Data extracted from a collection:
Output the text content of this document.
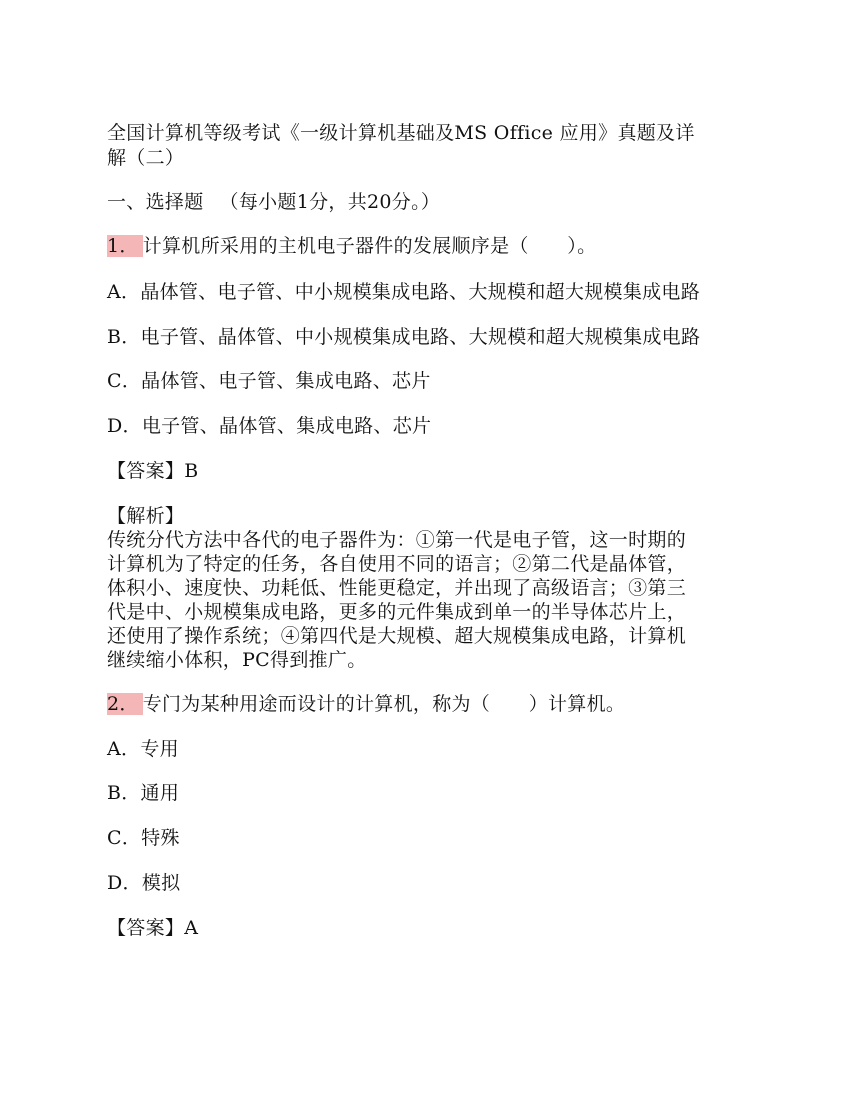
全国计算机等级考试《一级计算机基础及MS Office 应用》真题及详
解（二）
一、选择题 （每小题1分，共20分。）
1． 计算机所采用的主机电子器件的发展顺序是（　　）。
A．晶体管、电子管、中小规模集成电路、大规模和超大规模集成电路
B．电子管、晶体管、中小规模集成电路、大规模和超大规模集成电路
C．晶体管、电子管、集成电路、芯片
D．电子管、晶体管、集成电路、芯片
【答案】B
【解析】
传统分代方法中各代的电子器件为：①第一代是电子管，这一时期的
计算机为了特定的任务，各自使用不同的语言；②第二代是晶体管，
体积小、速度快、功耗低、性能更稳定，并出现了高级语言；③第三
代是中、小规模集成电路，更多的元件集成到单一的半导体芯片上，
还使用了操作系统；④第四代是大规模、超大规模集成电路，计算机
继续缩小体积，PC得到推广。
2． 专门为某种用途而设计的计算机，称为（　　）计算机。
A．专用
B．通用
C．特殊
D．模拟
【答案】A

---

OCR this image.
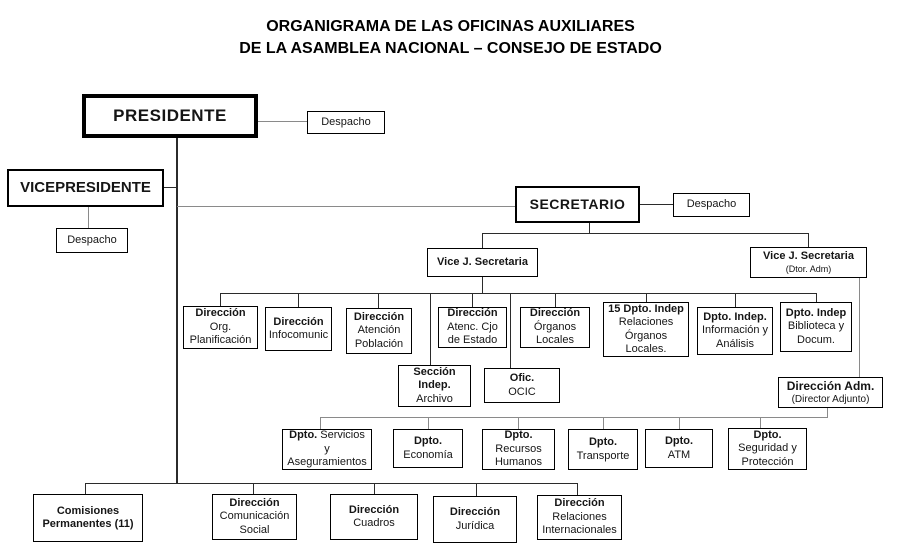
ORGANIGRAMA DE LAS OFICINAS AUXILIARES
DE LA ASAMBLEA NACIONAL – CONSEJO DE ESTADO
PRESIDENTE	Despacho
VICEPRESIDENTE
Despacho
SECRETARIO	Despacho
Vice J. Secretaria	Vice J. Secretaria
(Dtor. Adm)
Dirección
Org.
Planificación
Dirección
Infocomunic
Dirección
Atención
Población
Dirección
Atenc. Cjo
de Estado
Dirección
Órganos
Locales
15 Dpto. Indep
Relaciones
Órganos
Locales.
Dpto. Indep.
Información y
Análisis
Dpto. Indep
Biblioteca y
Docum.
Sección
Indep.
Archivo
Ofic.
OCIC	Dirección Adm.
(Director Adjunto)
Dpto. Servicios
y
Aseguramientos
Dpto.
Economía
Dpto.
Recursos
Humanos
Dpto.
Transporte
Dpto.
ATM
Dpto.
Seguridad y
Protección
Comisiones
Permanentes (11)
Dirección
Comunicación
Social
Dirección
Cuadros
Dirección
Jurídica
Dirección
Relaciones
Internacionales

...

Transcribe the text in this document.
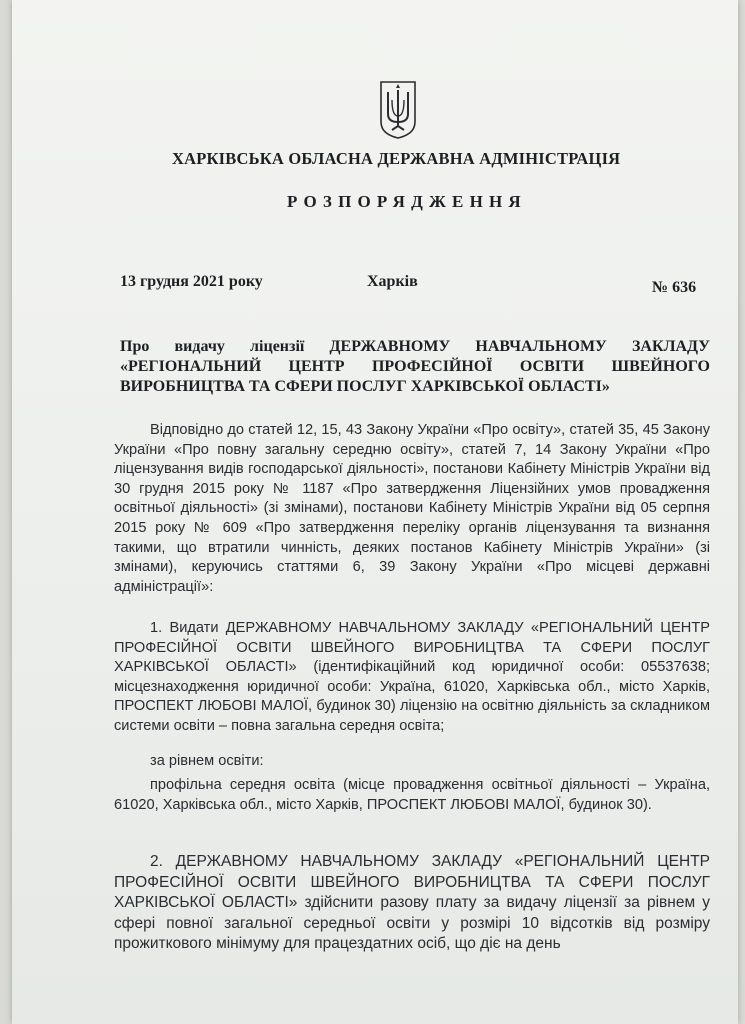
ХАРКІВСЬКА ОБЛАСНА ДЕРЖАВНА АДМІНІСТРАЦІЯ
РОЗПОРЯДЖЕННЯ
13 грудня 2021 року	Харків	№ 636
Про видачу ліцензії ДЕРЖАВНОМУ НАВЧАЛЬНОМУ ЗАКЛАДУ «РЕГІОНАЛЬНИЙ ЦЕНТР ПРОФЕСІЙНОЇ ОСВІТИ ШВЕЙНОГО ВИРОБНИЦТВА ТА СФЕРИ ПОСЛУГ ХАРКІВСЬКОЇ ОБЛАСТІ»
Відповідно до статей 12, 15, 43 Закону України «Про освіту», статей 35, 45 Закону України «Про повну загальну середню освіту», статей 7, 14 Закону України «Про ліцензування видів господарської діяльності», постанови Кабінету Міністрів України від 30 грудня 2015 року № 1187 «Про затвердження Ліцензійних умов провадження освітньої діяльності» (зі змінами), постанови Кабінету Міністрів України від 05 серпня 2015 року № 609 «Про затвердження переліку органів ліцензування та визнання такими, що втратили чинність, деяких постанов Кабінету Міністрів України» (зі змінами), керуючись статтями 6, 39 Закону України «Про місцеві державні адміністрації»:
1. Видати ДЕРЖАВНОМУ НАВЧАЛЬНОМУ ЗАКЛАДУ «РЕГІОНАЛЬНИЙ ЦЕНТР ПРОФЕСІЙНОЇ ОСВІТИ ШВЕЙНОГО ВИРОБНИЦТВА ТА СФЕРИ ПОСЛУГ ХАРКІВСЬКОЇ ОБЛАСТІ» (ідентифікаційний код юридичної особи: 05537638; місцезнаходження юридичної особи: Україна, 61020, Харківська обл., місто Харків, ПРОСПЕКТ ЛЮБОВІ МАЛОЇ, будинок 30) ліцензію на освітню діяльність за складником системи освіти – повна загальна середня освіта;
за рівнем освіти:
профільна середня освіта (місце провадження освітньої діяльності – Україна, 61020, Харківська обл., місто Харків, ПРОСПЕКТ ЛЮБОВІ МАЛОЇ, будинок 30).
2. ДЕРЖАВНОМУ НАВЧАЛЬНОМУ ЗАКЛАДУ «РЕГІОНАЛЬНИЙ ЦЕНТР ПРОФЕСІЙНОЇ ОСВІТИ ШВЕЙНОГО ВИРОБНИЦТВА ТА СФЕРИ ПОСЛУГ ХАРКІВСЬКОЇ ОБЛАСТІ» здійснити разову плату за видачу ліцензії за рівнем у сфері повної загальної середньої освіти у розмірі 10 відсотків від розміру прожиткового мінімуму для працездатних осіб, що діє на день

Set task: Looking at the records above, tally the lines holding "Україна" and reply with that number only.

Completed exercise: 2